*Exercise aim*.
Look through the listing for the word "finit". Copy each line that has it.

*Data to use*.
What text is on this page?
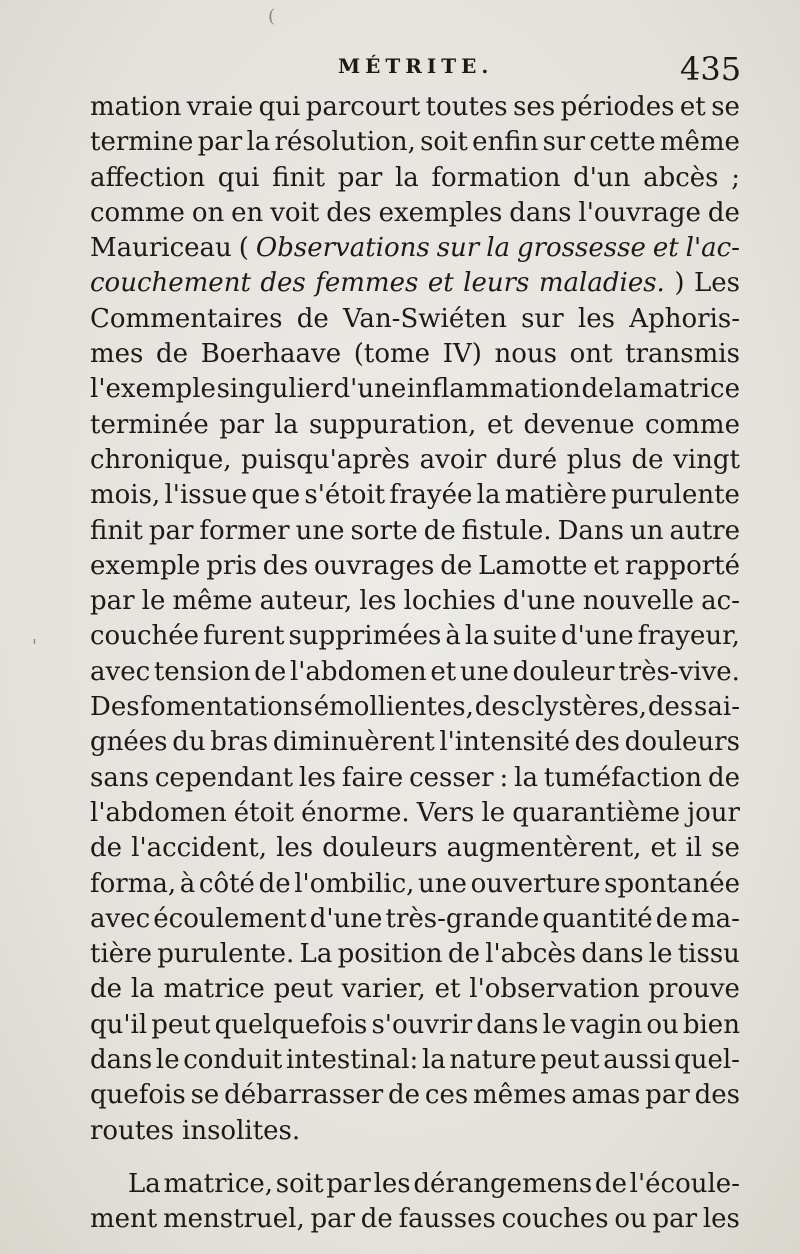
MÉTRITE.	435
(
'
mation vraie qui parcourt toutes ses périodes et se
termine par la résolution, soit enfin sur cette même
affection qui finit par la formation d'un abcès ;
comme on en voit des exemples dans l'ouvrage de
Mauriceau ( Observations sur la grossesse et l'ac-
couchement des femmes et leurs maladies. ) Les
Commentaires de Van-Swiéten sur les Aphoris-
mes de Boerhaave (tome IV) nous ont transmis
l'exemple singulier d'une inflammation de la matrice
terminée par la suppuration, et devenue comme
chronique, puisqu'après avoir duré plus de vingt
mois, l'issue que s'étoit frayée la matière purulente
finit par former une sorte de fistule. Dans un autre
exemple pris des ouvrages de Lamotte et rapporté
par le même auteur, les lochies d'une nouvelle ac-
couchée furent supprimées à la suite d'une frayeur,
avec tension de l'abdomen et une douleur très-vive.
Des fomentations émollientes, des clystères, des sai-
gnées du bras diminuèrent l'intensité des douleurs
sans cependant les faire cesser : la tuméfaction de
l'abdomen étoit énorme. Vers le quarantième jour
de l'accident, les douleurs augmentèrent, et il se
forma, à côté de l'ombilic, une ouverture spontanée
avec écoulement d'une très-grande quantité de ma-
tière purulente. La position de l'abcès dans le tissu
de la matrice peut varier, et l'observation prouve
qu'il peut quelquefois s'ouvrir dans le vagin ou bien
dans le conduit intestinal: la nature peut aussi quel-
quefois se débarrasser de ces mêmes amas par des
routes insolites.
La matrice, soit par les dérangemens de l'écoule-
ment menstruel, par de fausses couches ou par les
...
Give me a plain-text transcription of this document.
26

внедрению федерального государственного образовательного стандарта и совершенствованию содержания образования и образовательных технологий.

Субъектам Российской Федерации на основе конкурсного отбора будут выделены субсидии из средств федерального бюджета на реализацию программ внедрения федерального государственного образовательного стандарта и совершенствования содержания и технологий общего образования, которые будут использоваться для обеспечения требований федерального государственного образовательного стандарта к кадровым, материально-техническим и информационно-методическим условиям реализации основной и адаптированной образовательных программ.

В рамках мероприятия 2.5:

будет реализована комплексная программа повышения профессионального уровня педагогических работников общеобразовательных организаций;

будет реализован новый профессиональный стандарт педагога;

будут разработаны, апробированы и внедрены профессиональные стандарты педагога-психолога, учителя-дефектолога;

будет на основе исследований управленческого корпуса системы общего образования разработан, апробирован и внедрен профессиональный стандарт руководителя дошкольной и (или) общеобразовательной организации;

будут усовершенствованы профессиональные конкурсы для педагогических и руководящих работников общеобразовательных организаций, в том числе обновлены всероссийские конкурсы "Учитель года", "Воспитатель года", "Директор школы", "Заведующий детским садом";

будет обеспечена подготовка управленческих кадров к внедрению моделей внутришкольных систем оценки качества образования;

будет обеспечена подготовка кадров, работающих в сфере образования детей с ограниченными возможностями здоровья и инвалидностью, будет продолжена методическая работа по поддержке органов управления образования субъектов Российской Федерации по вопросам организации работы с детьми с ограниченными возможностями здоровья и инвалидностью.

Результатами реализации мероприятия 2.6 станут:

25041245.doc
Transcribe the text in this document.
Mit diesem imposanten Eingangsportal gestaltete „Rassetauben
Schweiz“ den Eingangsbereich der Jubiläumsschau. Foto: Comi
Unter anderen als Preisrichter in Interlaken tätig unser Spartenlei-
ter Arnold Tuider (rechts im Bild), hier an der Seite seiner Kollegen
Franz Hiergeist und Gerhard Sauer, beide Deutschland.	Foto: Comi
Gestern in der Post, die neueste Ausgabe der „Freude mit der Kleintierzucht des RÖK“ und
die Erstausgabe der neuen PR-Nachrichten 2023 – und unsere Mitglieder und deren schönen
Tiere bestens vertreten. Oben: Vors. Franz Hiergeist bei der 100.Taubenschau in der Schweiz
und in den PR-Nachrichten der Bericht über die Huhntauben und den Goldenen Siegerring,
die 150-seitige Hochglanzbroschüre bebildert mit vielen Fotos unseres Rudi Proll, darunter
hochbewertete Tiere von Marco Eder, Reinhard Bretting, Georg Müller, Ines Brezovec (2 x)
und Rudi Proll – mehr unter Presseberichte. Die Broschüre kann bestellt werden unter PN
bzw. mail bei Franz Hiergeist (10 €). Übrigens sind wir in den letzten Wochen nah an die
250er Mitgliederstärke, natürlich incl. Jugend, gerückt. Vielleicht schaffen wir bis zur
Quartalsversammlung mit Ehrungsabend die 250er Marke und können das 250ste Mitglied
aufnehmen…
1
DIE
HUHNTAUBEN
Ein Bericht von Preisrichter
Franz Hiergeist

*Answer in full*.
affection qui finit par la formation d'un abcès ;
finit par former une sorte de fistule. Dans un autre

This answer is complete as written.